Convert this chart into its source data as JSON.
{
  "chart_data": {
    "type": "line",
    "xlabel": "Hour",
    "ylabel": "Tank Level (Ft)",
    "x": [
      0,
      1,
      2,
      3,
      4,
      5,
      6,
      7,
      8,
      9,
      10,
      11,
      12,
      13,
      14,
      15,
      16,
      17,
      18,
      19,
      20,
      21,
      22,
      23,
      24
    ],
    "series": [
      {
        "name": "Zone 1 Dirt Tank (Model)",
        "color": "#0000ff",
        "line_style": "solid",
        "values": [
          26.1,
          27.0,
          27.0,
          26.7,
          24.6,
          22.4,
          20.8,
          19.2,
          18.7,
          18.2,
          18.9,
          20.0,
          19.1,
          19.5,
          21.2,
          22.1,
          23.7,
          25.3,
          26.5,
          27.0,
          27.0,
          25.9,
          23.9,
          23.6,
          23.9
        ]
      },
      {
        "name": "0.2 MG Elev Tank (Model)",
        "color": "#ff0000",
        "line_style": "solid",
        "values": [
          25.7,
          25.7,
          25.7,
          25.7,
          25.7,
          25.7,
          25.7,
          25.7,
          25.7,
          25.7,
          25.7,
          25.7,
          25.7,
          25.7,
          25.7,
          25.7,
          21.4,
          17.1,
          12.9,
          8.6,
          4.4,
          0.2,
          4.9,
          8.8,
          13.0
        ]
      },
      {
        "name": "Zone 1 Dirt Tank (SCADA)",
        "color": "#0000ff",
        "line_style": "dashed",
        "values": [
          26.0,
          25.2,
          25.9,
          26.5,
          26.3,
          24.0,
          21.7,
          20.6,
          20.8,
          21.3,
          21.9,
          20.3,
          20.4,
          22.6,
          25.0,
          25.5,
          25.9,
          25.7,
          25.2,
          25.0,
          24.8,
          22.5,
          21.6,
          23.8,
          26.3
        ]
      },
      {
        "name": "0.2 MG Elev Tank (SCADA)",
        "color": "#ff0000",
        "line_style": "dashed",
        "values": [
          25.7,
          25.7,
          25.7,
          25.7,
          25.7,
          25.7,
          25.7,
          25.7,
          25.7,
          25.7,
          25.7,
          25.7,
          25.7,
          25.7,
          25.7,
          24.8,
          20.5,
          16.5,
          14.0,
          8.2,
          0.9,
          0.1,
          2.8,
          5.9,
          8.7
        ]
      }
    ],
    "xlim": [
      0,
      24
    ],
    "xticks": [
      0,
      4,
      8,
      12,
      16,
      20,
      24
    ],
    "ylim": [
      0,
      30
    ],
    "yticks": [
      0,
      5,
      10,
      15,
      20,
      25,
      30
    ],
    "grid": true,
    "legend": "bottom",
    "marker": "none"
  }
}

**Do this**
Above are some records; extract every one of them exactly.

**The solution**
Convert this chart into its source data as JSON.
{
  "chart_data": {
    "type": "line",
    "xlabel": "Hour",
    "ylabel": "Tank Level (Ft)",
    "x": [
      0,
      1,
      2,
      3,
      4,
      5,
      6,
      7,
      8,
      9,
      10,
      11,
      12,
      13,
      14,
      15,
      16,
      17,
      18,
      19,
      20,
      21,
      22,
      23,
      24
    ],
    "series": [
      {
        "name": "Zone 1 Dirt Tank (Model)",
        "color": "#0000ff",
        "line_style": "solid",
        "values": [
          26.1,
          27.0,
          27.0,
          26.7,
          24.6,
          22.4,
          20.8,
          19.2,
          18.7,
          18.2,
          18.9,
          20.0,
          19.1,
          19.5,
          21.2,
          22.1,
          23.7,
          25.3,
          26.5,
          27.0,
          27.0,
          25.9,
          23.9,
          23.6,
          23.9
        ]
      },
      {
        "name": "0.2 MG Elev Tank (Model)",
        "color": "#ff0000",
        "line_style": "solid",
        "values": [
          25.7,
          25.7,
          25.7,
          25.7,
          25.7,
          25.7,
          25.7,
          25.7,
          25.7,
          25.7,
          25.7,
          25.7,
          25.7,
          25.7,
          25.7,
          25.7,
          21.4,
          17.1,
          12.9,
          8.6,
          4.4,
          0.2,
          4.9,
          8.8,
          13.0
        ]
      },
      {
        "name": "Zone 1 Dirt Tank (SCADA)",
        "color": "#0000ff",
        "line_style": "dashed",
        "values": [
          26.0,
          25.2,
          25.9,
          26.5,
          26.3,
          24.0,
          21.7,
          20.6,
          20.8,
          21.3,
          21.9,
          20.3,
          20.4,
          22.6,
          25.0,
          25.5,
          25.9,
          25.7,
          25.2,
          25.0,
          24.8,
          22.5,
          21.6,
          23.8,
          26.3
        ]
      },
      {
        "name": "0.2 MG Elev Tank (SCADA)",
        "color": "#ff0000",
        "line_style": "dashed",
        "values": [
          25.7,
          25.7,
          25.7,
          25.7,
          25.7,
          25.7,
          25.7,
          25.7,
          25.7,
          25.7,
          25.7,
          25.7,
          25.7,
          25.7,
          25.7,
          24.8,
          20.5,
          16.5,
          14.0,
          8.2,
          0.9,
          0.1,
          2.8,
          5.9,
          8.7
        ]
      }
    ],
    "xlim": [
      0,
      24
    ],
    "xticks": [
      0,
      4,
      8,
      12,
      16,
      20,
      24
    ],
    "ylim": [
      0,
      30
    ],
    "yticks": [
      0,
      5,
      10,
      15,
      20,
      25,
      30
    ],
    "grid": true,
    "legend": "bottom",
    "marker": "none"
  }
}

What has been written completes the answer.